*Task requirements*.
**a.** From the risk management extract, copy the stretch from "Risk identification and" through "additional mitigating controls." word for word.
**b.** Please condense the paragraph of the risk management extract that begins "Risks are assessed consistently" into a short bulleted list that keeps its main facts.
**c.** Extend the risk management extract, starting after its final sentence.

==== Extract to read

Risk identification and assessment

Risk reviews are undertaken bottom-up, through the maintenance of risk registers governed by risk management committees, as well as top-down, by the Board and Executive Committee, through identification and consideration of any external risks facing the Group, such as those caused by macro-economic factors or geopolitical unrest.

Risks are assessed consistently across all areas of the Group, using a 5x5 matrix that considers both probability and impact. Individual risks are scored on both a gross and a net basis, which takes account of the mitigations and controls that are currently in place. A target risk rating is also maintained for each risk, reflecting the Group's risk appetite. Where the net risk exceeds the target risk, actions are taken to align these two measures, such as the introduction of additional mitigating controls.

Group approach to risk management

The Group has a Risk Management Policy, which defines its approach to risk management. Its implementation through a Risk Management Framework is overseen by the Board.

The key elements of the policy and framework are detailed in the diagram:

Identification

Senior leadership and risk owners are collectively responsible for the identification of risks with the potential to threaten the achievement of strategic objectives.

Assessment

Risk owners assess likelihood and possible impact of risks occurring using the Group's risk scoring methodology.

They also seek to ensure appropriate mitigating controls are in place to manage identified risks to an acceptable level

aligned to risk appetite as reflected in the target risk.

Governance

Risk management committees undertake regular risk reviews and receive reports from business units and risk owners which reflect their specialist areas and technical knowledge.

Monitoring and Reporting

The Executive Committee undertakes deep-dive reviews of each Principal Risk on an annual cycle and receives reports from the risk management committees and Principal Risk owners.

The Audit Committee and the Board review the suitability and effectiveness of risk management processes and controls. They also review and challenge the proposed disclosures prepared by management on risks to consider whether they are fair, balanced and understandable, provide adequate links to the Group's strategy (including the ability to realise objectives over the near and longer term) and reflect adequately wider macro and emerging threats.

The risk management approach intends to manage, rather than eliminate, the risk of failure to achieve business objectives, and provides reasonable, but not absolute, assurance in accordance with the Group's risk appetite and the inherent nature of the risk.

Emerging risks

Undertaking a holistic review to identify emerging risks involves judgement and is undertaken by gathering the views of key internal stakeholders, including the Executive Committee and Board, who bring to bear differing perspectives and also levels of technical knowledge, industry experience and economic awareness. Where appropriate, management may also seek the views of external experts or stakeholders, or the Board may receive presentations on topics that will help inform their shared knowledge. For example in 2024, the Board received an in-depth presentation from the Trading & Optimisation team and in January 2025 met with external technical experts on cyber risks.

========
==== Rows

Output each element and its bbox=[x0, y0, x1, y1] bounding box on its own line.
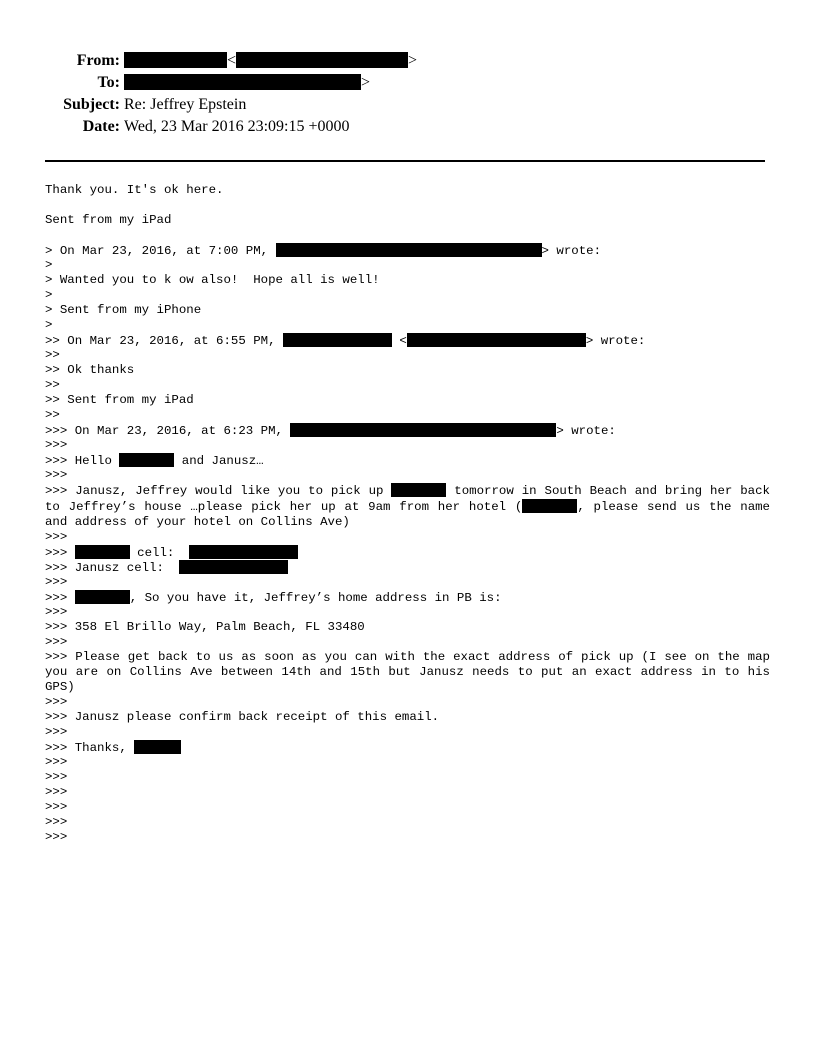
date-value: Wed, 23 Mar 2016 23:09:15 +0000 bbox=[124, 118, 350, 135]
from-label: From: bbox=[76, 52, 120, 69]
quote-marker: >>> bbox=[45, 575, 68, 589]
subject-value: Re: Jeffrey Epstein bbox=[124, 96, 247, 113]
body-paragraph: >>> Please get back to us as soon as you can with the exact address of pick up (I see on the map you are on Collins Ave between 14th and 15th but Janusz needs to put an exact address in to his GPS) bbox=[45, 650, 770, 694]
header-divider bbox=[45, 160, 765, 162]
quote-marker: >>> bbox=[45, 725, 68, 739]
quote-marker: >>> bbox=[45, 695, 68, 709]
body-line: >>> cell: bbox=[45, 545, 770, 560]
body-line: >>> On Mar 23, 2016, at 6:23 PM, > wrote: bbox=[45, 424, 616, 438]
quote-marker: >>> bbox=[45, 770, 68, 784]
redaction-bar bbox=[189, 545, 298, 559]
redaction-bar bbox=[75, 590, 130, 604]
body-line: > Sent from my iPhone bbox=[45, 303, 202, 317]
body-line: >>> Janusz please confirm back receipt of this email. bbox=[45, 710, 440, 724]
redaction-bar bbox=[391, 483, 446, 497]
redaction-bar bbox=[236, 52, 408, 68]
body-line: > On Mar 23, 2016, at 7:00 PM, > wrote: bbox=[45, 244, 602, 258]
body-line: >> On Mar 23, 2016, at 6:55 PM, < > wrote: bbox=[45, 334, 646, 348]
quote-marker: >> bbox=[45, 348, 60, 362]
redaction-bar bbox=[134, 740, 181, 754]
quote-marker: >>> bbox=[45, 605, 68, 619]
redaction-bar bbox=[290, 423, 556, 437]
body-line: Sent from my iPad bbox=[45, 213, 172, 227]
body-line: >>> 358 El Brillo Way, Palm Beach, FL 33480 bbox=[45, 620, 365, 634]
redaction-bar bbox=[179, 560, 288, 574]
body-line: >>> Hello and Janusz… bbox=[45, 454, 264, 468]
quote-marker: >>> bbox=[45, 468, 68, 482]
redaction-bar bbox=[522, 499, 577, 513]
body-line: >> Ok thanks bbox=[45, 363, 135, 377]
quote-marker: >>> bbox=[45, 755, 68, 769]
to-value: > bbox=[124, 72, 370, 94]
redaction-bar bbox=[276, 243, 542, 257]
email-header bbox=[0, 50, 816, 138]
subject-label: Subject: bbox=[63, 96, 120, 113]
redaction-bar bbox=[124, 74, 361, 90]
quote-marker: >>> bbox=[45, 785, 68, 799]
redaction-bar bbox=[124, 52, 227, 68]
quote-marker: > bbox=[45, 318, 53, 332]
body-line: >> Sent from my iPad bbox=[45, 393, 194, 407]
body-line: Thank you. It's ok here. bbox=[45, 183, 224, 197]
redaction-bar bbox=[119, 453, 174, 467]
redaction-bar bbox=[283, 333, 392, 347]
quote-marker: >>> bbox=[45, 800, 68, 814]
body-line: >>> , So you have it, Jeffrey’s home address in PB is: bbox=[45, 591, 502, 605]
date-label: Date: bbox=[82, 118, 120, 135]
from-row bbox=[0, 50, 816, 72]
body-line: > Wanted you to k ow also! Hope all is well! bbox=[45, 273, 380, 287]
from-value: < > bbox=[124, 50, 417, 72]
date-row bbox=[0, 116, 816, 138]
body-line: >>> Thanks, bbox=[45, 740, 770, 755]
quote-marker: >>> bbox=[45, 815, 68, 829]
email-body bbox=[45, 183, 770, 845]
body-paragraph: >>> Janusz, Jeffrey would like you to pick up tomorrow in South Beach and bring her back to Jeffrey’s house …please pick her up at 9am from her hotel ( , please send us the name and address of your hotel on Collins Ave) bbox=[45, 484, 770, 529]
body-line: >>> Janusz cell: bbox=[45, 560, 770, 575]
subject-row bbox=[0, 94, 816, 116]
quote-marker: >>> bbox=[45, 438, 68, 452]
quote-marker: >>> bbox=[45, 530, 68, 544]
quote-marker: >>> bbox=[45, 635, 68, 649]
redaction-bar bbox=[75, 545, 130, 559]
to-row bbox=[0, 72, 816, 94]
quote-marker: >> bbox=[45, 408, 60, 422]
quote-marker: > bbox=[45, 288, 53, 302]
to-label: To: bbox=[97, 74, 120, 91]
quote-marker: >> bbox=[45, 378, 60, 392]
redaction-bar bbox=[407, 333, 586, 347]
quote-marker: > bbox=[45, 258, 53, 272]
quote-marker: >>> bbox=[45, 830, 68, 844]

========

*Expected outputs*.
**a.**
Risk identification and assessment

Risk reviews are undertaken bottom-up, through the maintenance of risk registers governed by risk management committees, as well as top-down, by the Board and Executive Committee, through identification and consideration of any external risks facing the Group, such as those caused by macro-economic factors or geopolitical unrest.

Risks are assessed consistently across all areas of the Group, using a 5x5 matrix that considers both probability and impact. Individual risks are scored on both a gross and a net basis, which takes account of the mitigations and controls that are currently in place. A target risk rating is also maintained for each risk, reflecting the Group's risk appetite. Where the net risk exceeds the target risk, actions are taken to align these two measures, such as the introduction of additional mitigating controls.

**b.**
- Risks across all areas of the Group are assessed the same way, using a 5x5 matrix of probability and impact.
- Each risk gets a gross score and a net score. The net score takes account of the mitigations and controls currently in place.
- Each risk also has a target rating that reflects the Group's risk appetite.
- If the net risk exceeds the target, actions such as adding mitigating controls are taken to bring the two into line.

**c.**
The execution of material capital projects to deliver the Group's strategic objectives, such as the currently paused construction of Longview, was identified as an emerging risk for the first time in 2022. The Board continues to assess options for BECCS development both in the UK and overseas, and the Cruachan expansion project. If final investment decisions are taken this would lead to significant levels of capital expenditure being committed to build or develop these projects.

This would expose the Group to increased risks associated with the planning and execution of significant and complex programmes of innovative work, dependency on new supply chains, availability of skills and experience within the business and the labour market, and other operational and safety risks associated with large-scale construction. As these project evaluations progress through 2025 and beyond, and decisions to commit investment are required, the Board will consider whether this represents a new Principal Risk to the Group, as well as continuing to monitor for any new emerging risks facing the Group.

Internal control

The Group has a well-defined system of internal control which has been in place for the year under review and up to the date of approval of the Annual Report.

The internal control framework is supported by policies and procedures and documented levels of delegated authority which underpin decision-making by management. These internal controls operate as important mitigations of the risks identified via the Group's risk management processes. Therefore, the effective design and operation of these internal controls is important to the achievement of the Group's strategic aims.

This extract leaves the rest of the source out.